- What you have to do -
Show all lines from the listing below that contain "Protection".
------ Provided entries ------
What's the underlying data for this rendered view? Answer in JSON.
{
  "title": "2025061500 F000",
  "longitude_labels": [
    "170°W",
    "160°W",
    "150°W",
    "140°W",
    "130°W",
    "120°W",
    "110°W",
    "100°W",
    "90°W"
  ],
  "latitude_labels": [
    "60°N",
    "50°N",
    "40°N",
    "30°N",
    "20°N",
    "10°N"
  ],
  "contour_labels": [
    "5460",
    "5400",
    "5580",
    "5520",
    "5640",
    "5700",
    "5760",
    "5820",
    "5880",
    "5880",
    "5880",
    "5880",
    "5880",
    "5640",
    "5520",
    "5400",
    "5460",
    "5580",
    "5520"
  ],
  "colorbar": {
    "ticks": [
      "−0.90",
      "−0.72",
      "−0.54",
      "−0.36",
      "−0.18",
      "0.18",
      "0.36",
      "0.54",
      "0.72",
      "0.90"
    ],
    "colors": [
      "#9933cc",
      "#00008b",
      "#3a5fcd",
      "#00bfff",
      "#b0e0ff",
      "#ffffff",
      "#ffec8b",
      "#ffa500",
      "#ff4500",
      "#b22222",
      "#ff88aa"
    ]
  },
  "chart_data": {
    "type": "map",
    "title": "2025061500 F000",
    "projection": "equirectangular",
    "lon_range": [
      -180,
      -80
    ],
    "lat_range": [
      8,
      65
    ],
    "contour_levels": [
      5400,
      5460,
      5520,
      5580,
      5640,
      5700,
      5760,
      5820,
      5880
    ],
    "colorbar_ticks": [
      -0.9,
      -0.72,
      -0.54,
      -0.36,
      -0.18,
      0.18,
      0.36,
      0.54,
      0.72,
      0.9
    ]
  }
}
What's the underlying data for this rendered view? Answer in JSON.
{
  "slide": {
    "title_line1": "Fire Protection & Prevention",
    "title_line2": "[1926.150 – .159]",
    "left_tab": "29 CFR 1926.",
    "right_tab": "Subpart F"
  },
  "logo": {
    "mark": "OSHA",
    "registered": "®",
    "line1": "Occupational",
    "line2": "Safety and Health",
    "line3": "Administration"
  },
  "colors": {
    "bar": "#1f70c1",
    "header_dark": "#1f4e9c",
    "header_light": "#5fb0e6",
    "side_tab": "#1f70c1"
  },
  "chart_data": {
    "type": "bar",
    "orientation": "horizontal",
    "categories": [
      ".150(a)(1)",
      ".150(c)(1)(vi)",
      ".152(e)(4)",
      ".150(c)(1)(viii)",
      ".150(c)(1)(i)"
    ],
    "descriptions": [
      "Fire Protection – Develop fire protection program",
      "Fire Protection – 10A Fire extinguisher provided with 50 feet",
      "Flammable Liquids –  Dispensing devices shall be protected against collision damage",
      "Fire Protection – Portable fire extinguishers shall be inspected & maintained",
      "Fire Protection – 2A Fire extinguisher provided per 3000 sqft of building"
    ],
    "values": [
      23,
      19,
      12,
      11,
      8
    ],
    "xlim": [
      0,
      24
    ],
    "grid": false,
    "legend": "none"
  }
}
------
- Answer for this exercise -
    "title_line1": "Fire Protection & Prevention",
      "Fire Protection – Develop fire protection program",
      "Fire Protection – 10A Fire extinguisher provided with 50 feet",
      "Fire Protection – Portable fire extinguishers shall be inspected & maintained",
      "Fire Protection – 2A Fire extinguisher provided per 3000 sqft of building"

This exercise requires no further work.